*Rows*
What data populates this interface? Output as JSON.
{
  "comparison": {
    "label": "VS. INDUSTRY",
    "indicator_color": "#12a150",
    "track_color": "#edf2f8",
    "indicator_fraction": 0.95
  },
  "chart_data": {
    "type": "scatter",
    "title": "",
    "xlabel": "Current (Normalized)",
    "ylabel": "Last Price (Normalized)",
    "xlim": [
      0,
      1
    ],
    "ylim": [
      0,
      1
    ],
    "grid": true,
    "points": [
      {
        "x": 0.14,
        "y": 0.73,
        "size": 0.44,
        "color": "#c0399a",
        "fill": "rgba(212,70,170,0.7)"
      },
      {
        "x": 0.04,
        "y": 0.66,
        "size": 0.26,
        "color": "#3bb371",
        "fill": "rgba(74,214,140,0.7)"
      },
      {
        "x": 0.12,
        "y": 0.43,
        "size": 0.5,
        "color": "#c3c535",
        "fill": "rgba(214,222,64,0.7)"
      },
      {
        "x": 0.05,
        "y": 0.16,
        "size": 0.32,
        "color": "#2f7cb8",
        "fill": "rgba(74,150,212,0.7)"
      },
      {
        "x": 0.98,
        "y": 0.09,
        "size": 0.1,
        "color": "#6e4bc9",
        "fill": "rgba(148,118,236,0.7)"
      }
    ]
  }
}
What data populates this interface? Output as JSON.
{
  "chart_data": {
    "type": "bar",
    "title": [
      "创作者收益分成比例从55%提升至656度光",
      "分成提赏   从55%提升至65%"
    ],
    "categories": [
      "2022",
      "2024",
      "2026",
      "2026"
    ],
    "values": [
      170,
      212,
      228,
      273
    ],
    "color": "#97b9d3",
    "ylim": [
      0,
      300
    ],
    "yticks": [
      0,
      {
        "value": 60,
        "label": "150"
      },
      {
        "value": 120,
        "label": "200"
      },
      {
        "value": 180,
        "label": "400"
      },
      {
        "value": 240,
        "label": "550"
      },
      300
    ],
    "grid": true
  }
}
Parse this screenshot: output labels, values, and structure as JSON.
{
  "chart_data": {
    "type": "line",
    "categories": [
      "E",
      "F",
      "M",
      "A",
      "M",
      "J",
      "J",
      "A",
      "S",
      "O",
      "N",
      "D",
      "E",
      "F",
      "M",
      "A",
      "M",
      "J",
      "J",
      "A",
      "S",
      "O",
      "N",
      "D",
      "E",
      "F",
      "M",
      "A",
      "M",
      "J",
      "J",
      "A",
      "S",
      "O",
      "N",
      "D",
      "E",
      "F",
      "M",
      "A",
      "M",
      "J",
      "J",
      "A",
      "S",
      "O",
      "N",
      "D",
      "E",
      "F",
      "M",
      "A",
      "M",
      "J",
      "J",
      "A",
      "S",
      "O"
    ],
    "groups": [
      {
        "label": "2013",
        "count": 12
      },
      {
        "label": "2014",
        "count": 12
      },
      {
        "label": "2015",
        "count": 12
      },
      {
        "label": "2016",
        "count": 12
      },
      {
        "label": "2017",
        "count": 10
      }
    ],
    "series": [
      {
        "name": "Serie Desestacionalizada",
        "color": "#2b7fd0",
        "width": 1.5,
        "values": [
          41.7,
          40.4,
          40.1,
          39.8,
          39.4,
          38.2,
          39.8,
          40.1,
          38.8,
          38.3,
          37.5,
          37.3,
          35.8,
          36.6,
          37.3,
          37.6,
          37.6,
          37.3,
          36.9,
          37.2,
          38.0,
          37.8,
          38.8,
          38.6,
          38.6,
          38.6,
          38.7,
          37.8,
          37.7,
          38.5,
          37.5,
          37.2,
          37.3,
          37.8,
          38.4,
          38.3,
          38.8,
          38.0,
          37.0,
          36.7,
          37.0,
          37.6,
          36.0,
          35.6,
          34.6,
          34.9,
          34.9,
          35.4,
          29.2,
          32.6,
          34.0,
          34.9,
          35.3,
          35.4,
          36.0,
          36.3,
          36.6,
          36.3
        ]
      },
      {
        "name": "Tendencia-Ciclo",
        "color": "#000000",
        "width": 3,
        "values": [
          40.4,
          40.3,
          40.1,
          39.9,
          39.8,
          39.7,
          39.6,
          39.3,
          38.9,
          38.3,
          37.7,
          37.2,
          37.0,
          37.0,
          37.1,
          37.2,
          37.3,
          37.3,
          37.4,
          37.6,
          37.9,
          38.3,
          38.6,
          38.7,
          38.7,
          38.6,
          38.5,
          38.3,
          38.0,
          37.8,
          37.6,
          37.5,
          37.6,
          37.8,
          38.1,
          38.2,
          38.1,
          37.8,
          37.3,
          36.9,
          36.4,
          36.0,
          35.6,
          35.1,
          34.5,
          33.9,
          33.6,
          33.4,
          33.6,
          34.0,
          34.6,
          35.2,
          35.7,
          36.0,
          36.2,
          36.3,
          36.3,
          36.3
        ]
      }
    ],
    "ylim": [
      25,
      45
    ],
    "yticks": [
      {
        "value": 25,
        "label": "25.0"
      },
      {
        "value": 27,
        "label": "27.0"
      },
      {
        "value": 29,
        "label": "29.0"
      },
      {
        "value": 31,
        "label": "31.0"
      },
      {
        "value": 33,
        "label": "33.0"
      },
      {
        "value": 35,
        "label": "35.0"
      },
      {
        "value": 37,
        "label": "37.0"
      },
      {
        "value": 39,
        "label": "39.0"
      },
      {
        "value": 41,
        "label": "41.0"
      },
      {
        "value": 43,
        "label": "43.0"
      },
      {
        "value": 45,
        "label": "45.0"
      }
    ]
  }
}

*Written request*
Output all of the data again, exactly.

*Full solution*
What data populates this interface? Output as JSON.
{
  "comparison": {
    "label": "VS. INDUSTRY",
    "indicator_color": "#12a150",
    "track_color": "#edf2f8",
    "indicator_fraction": 0.95
  },
  "chart_data": {
    "type": "scatter",
    "title": "",
    "xlabel": "Current (Normalized)",
    "ylabel": "Last Price (Normalized)",
    "xlim": [
      0,
      1
    ],
    "ylim": [
      0,
      1
    ],
    "grid": true,
    "points": [
      {
        "x": 0.14,
        "y": 0.73,
        "size": 0.44,
        "color": "#c0399a",
        "fill": "rgba(212,70,170,0.7)"
      },
      {
        "x": 0.04,
        "y": 0.66,
        "size": 0.26,
        "color": "#3bb371",
        "fill": "rgba(74,214,140,0.7)"
      },
      {
        "x": 0.12,
        "y": 0.43,
        "size": 0.5,
        "color": "#c3c535",
        "fill": "rgba(214,222,64,0.7)"
      },
      {
        "x": 0.05,
        "y": 0.16,
        "size": 0.32,
        "color": "#2f7cb8",
        "fill": "rgba(74,150,212,0.7)"
      },
      {
        "x": 0.98,
        "y": 0.09,
        "size": 0.1,
        "color": "#6e4bc9",
        "fill": "rgba(148,118,236,0.7)"
      }
    ]
  }
}
What data populates this interface? Output as JSON.
{
  "chart_data": {
    "type": "bar",
    "title": [
      "创作者收益分成比例从55%提升至656度光",
      "分成提赏   从55%提升至65%"
    ],
    "categories": [
      "2022",
      "2024",
      "2026",
      "2026"
    ],
    "values": [
      170,
      212,
      228,
      273
    ],
    "color": "#97b9d3",
    "ylim": [
      0,
      300
    ],
    "yticks": [
      0,
      {
        "value": 60,
        "label": "150"
      },
      {
        "value": 120,
        "label": "200"
      },
      {
        "value": 180,
        "label": "400"
      },
      {
        "value": 240,
        "label": "550"
      },
      300
    ],
    "grid": true
  }
}
Parse this screenshot: output labels, values, and structure as JSON.
{
  "chart_data": {
    "type": "line",
    "categories": [
      "E",
      "F",
      "M",
      "A",
      "M",
      "J",
      "J",
      "A",
      "S",
      "O",
      "N",
      "D",
      "E",
      "F",
      "M",
      "A",
      "M",
      "J",
      "J",
      "A",
      "S",
      "O",
      "N",
      "D",
      "E",
      "F",
      "M",
      "A",
      "M",
      "J",
      "J",
      "A",
      "S",
      "O",
      "N",
      "D",
      "E",
      "F",
      "M",
      "A",
      "M",
      "J",
      "J",
      "A",
      "S",
      "O",
      "N",
      "D",
      "E",
      "F",
      "M",
      "A",
      "M",
      "J",
      "J",
      "A",
      "S",
      "O"
    ],
    "groups": [
      {
        "label": "2013",
        "count": 12
      },
      {
        "label": "2014",
        "count": 12
      },
      {
        "label": "2015",
        "count": 12
      },
      {
        "label": "2016",
        "count": 12
      },
      {
        "label": "2017",
        "count": 10
      }
    ],
    "series": [
      {
        "name": "Serie Desestacionalizada",
        "color": "#2b7fd0",
        "width": 1.5,
        "values": [
          41.7,
          40.4,
          40.1,
          39.8,
          39.4,
          38.2,
          39.8,
          40.1,
          38.8,
          38.3,
          37.5,
          37.3,
          35.8,
          36.6,
          37.3,
          37.6,
          37.6,
          37.3,
          36.9,
          37.2,
          38.0,
          37.8,
          38.8,
          38.6,
          38.6,
          38.6,
          38.7,
          37.8,
          37.7,
          38.5,
          37.5,
          37.2,
          37.3,
          37.8,
          38.4,
          38.3,
          38.8,
          38.0,
          37.0,
          36.7,
          37.0,
          37.6,
          36.0,
          35.6,
          34.6,
          34.9,
          34.9,
          35.4,
          29.2,
          32.6,
          34.0,
          34.9,
          35.3,
          35.4,
          36.0,
          36.3,
          36.6,
          36.3
        ]
      },
      {
        "name": "Tendencia-Ciclo",
        "color": "#000000",
        "width": 3,
        "values": [
          40.4,
          40.3,
          40.1,
          39.9,
          39.8,
          39.7,
          39.6,
          39.3,
          38.9,
          38.3,
          37.7,
          37.2,
          37.0,
          37.0,
          37.1,
          37.2,
          37.3,
          37.3,
          37.4,
          37.6,
          37.9,
          38.3,
          38.6,
          38.7,
          38.7,
          38.6,
          38.5,
          38.3,
          38.0,
          37.8,
          37.6,
          37.5,
          37.6,
          37.8,
          38.1,
          38.2,
          38.1,
          37.8,
          37.3,
          36.9,
          36.4,
          36.0,
          35.6,
          35.1,
          34.5,
          33.9,
          33.6,
          33.4,
          33.6,
          34.0,
          34.6,
          35.2,
          35.7,
          36.0,
          36.2,
          36.3,
          36.3,
          36.3
        ]
      }
    ],
    "ylim": [
      25,
      45
    ],
    "yticks": [
      {
        "value": 25,
        "label": "25.0"
      },
      {
        "value": 27,
        "label": "27.0"
      },
      {
        "value": 29,
        "label": "29.0"
      },
      {
        "value": 31,
        "label": "31.0"
      },
      {
        "value": 33,
        "label": "33.0"
      },
      {
        "value": 35,
        "label": "35.0"
      },
      {
        "value": 37,
        "label": "37.0"
      },
      {
        "value": 39,
        "label": "39.0"
      },
      {
        "value": 41,
        "label": "41.0"
      },
      {
        "value": 43,
        "label": "43.0"
      },
      {
        "value": 45,
        "label": "45.0"
      }
    ]
  }
}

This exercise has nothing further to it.